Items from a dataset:
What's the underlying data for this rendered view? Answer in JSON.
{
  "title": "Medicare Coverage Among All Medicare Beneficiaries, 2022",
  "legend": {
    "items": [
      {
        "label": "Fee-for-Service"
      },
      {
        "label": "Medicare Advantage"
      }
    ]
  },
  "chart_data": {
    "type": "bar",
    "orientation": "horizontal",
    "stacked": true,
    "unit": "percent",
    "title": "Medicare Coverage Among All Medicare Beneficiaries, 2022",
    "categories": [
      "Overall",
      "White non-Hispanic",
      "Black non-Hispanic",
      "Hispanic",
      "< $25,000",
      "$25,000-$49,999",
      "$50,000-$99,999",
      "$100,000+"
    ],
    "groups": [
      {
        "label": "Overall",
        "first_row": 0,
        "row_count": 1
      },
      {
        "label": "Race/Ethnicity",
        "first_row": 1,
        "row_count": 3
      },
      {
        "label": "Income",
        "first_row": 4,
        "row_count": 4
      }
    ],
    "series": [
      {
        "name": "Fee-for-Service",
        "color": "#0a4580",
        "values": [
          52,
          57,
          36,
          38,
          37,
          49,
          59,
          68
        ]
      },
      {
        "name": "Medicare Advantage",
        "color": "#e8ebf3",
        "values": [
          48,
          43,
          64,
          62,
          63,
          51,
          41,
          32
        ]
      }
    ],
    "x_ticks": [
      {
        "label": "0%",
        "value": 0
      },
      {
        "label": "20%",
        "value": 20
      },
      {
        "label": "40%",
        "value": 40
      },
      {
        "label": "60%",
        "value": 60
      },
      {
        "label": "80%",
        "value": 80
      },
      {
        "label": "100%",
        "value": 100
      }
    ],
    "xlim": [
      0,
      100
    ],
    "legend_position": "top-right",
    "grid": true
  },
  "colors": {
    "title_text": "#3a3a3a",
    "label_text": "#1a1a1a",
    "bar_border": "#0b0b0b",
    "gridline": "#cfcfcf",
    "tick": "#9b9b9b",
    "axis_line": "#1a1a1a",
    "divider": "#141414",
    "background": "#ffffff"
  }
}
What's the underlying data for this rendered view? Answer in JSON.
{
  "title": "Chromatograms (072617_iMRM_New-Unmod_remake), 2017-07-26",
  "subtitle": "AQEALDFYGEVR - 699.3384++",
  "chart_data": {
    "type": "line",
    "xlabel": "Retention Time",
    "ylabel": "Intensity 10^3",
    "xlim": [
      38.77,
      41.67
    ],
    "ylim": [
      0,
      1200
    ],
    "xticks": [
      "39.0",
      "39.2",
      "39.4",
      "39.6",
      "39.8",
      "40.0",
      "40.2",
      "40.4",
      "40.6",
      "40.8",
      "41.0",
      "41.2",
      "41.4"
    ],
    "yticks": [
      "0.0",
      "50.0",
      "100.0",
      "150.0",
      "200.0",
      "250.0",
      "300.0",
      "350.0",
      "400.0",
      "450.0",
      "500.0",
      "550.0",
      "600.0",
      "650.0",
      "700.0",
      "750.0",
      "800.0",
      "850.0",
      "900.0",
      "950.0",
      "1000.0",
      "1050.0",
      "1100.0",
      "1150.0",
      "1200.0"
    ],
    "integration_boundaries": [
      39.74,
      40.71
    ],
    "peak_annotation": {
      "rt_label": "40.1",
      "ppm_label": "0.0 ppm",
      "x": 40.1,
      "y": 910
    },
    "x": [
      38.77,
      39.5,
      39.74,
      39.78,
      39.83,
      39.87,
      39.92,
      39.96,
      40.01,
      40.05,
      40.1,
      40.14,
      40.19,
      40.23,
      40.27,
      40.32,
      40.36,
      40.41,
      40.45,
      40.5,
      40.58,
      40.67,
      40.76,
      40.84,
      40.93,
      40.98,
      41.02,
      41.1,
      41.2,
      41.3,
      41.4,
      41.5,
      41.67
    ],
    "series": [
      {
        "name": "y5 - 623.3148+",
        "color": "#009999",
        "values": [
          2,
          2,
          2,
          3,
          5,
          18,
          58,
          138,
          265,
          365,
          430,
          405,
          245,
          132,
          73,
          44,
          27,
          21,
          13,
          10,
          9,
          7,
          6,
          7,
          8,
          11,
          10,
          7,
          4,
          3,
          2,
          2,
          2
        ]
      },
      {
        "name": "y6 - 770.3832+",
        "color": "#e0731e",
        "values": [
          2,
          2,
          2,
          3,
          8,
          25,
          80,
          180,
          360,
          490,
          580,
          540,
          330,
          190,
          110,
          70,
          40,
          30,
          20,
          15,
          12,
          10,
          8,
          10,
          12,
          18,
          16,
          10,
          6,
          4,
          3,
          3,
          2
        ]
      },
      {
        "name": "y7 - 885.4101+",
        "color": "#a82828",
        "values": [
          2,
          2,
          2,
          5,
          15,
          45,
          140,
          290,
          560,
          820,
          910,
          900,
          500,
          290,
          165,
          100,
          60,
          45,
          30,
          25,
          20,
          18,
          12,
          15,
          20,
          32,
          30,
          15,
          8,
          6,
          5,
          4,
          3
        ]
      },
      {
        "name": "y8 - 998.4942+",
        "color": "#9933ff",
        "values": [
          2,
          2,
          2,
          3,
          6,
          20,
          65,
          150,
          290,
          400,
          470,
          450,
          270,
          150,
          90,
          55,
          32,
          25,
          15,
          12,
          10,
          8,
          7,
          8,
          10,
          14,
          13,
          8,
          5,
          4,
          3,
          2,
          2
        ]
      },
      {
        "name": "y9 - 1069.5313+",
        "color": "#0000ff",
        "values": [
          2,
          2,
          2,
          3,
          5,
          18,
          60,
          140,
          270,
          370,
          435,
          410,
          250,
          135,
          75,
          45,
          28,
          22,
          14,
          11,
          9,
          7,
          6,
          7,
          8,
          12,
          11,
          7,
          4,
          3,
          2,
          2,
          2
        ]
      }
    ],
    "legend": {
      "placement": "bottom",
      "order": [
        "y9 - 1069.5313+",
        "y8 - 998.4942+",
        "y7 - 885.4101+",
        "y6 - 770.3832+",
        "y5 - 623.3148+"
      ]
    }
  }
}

Directive ▸ Exactly reproduce all of the entries above.

Answer for this exercise ▸
What's the underlying data for this rendered view? Answer in JSON.
{
  "title": "Medicare Coverage Among All Medicare Beneficiaries, 2022",
  "legend": {
    "items": [
      {
        "label": "Fee-for-Service"
      },
      {
        "label": "Medicare Advantage"
      }
    ]
  },
  "chart_data": {
    "type": "bar",
    "orientation": "horizontal",
    "stacked": true,
    "unit": "percent",
    "title": "Medicare Coverage Among All Medicare Beneficiaries, 2022",
    "categories": [
      "Overall",
      "White non-Hispanic",
      "Black non-Hispanic",
      "Hispanic",
      "< $25,000",
      "$25,000-$49,999",
      "$50,000-$99,999",
      "$100,000+"
    ],
    "groups": [
      {
        "label": "Overall",
        "first_row": 0,
        "row_count": 1
      },
      {
        "label": "Race/Ethnicity",
        "first_row": 1,
        "row_count": 3
      },
      {
        "label": "Income",
        "first_row": 4,
        "row_count": 4
      }
    ],
    "series": [
      {
        "name": "Fee-for-Service",
        "color": "#0a4580",
        "values": [
          52,
          57,
          36,
          38,
          37,
          49,
          59,
          68
        ]
      },
      {
        "name": "Medicare Advantage",
        "color": "#e8ebf3",
        "values": [
          48,
          43,
          64,
          62,
          63,
          51,
          41,
          32
        ]
      }
    ],
    "x_ticks": [
      {
        "label": "0%",
        "value": 0
      },
      {
        "label": "20%",
        "value": 20
      },
      {
        "label": "40%",
        "value": 40
      },
      {
        "label": "60%",
        "value": 60
      },
      {
        "label": "80%",
        "value": 80
      },
      {
        "label": "100%",
        "value": 100
      }
    ],
    "xlim": [
      0,
      100
    ],
    "legend_position": "top-right",
    "grid": true
  },
  "colors": {
    "title_text": "#3a3a3a",
    "label_text": "#1a1a1a",
    "bar_border": "#0b0b0b",
    "gridline": "#cfcfcf",
    "tick": "#9b9b9b",
    "axis_line": "#1a1a1a",
    "divider": "#141414",
    "background": "#ffffff"
  }
}
What's the underlying data for this rendered view? Answer in JSON.
{
  "title": "Chromatograms (072617_iMRM_New-Unmod_remake), 2017-07-26",
  "subtitle": "AQEALDFYGEVR - 699.3384++",
  "chart_data": {
    "type": "line",
    "xlabel": "Retention Time",
    "ylabel": "Intensity 10^3",
    "xlim": [
      38.77,
      41.67
    ],
    "ylim": [
      0,
      1200
    ],
    "xticks": [
      "39.0",
      "39.2",
      "39.4",
      "39.6",
      "39.8",
      "40.0",
      "40.2",
      "40.4",
      "40.6",
      "40.8",
      "41.0",
      "41.2",
      "41.4"
    ],
    "yticks": [
      "0.0",
      "50.0",
      "100.0",
      "150.0",
      "200.0",
      "250.0",
      "300.0",
      "350.0",
      "400.0",
      "450.0",
      "500.0",
      "550.0",
      "600.0",
      "650.0",
      "700.0",
      "750.0",
      "800.0",
      "850.0",
      "900.0",
      "950.0",
      "1000.0",
      "1050.0",
      "1100.0",
      "1150.0",
      "1200.0"
    ],
    "integration_boundaries": [
      39.74,
      40.71
    ],
    "peak_annotation": {
      "rt_label": "40.1",
      "ppm_label": "0.0 ppm",
      "x": 40.1,
      "y": 910
    },
    "x": [
      38.77,
      39.5,
      39.74,
      39.78,
      39.83,
      39.87,
      39.92,
      39.96,
      40.01,
      40.05,
      40.1,
      40.14,
      40.19,
      40.23,
      40.27,
      40.32,
      40.36,
      40.41,
      40.45,
      40.5,
      40.58,
      40.67,
      40.76,
      40.84,
      40.93,
      40.98,
      41.02,
      41.1,
      41.2,
      41.3,
      41.4,
      41.5,
      41.67
    ],
    "series": [
      {
        "name": "y5 - 623.3148+",
        "color": "#009999",
        "values": [
          2,
          2,
          2,
          3,
          5,
          18,
          58,
          138,
          265,
          365,
          430,
          405,
          245,
          132,
          73,
          44,
          27,
          21,
          13,
          10,
          9,
          7,
          6,
          7,
          8,
          11,
          10,
          7,
          4,
          3,
          2,
          2,
          2
        ]
      },
      {
        "name": "y6 - 770.3832+",
        "color": "#e0731e",
        "values": [
          2,
          2,
          2,
          3,
          8,
          25,
          80,
          180,
          360,
          490,
          580,
          540,
          330,
          190,
          110,
          70,
          40,
          30,
          20,
          15,
          12,
          10,
          8,
          10,
          12,
          18,
          16,
          10,
          6,
          4,
          3,
          3,
          2
        ]
      },
      {
        "name": "y7 - 885.4101+",
        "color": "#a82828",
        "values": [
          2,
          2,
          2,
          5,
          15,
          45,
          140,
          290,
          560,
          820,
          910,
          900,
          500,
          290,
          165,
          100,
          60,
          45,
          30,
          25,
          20,
          18,
          12,
          15,
          20,
          32,
          30,
          15,
          8,
          6,
          5,
          4,
          3
        ]
      },
      {
        "name": "y8 - 998.4942+",
        "color": "#9933ff",
        "values": [
          2,
          2,
          2,
          3,
          6,
          20,
          65,
          150,
          290,
          400,
          470,
          450,
          270,
          150,
          90,
          55,
          32,
          25,
          15,
          12,
          10,
          8,
          7,
          8,
          10,
          14,
          13,
          8,
          5,
          4,
          3,
          2,
          2
        ]
      },
      {
        "name": "y9 - 1069.5313+",
        "color": "#0000ff",
        "values": [
          2,
          2,
          2,
          3,
          5,
          18,
          60,
          140,
          270,
          370,
          435,
          410,
          250,
          135,
          75,
          45,
          28,
          22,
          14,
          11,
          9,
          7,
          6,
          7,
          8,
          12,
          11,
          7,
          4,
          3,
          2,
          2,
          2
        ]
      }
    ],
    "legend": {
      "placement": "bottom",
      "order": [
        "y9 - 1069.5313+",
        "y8 - 998.4942+",
        "y7 - 885.4101+",
        "y6 - 770.3832+",
        "y5 - 623.3148+"
      ]
    }
  }
}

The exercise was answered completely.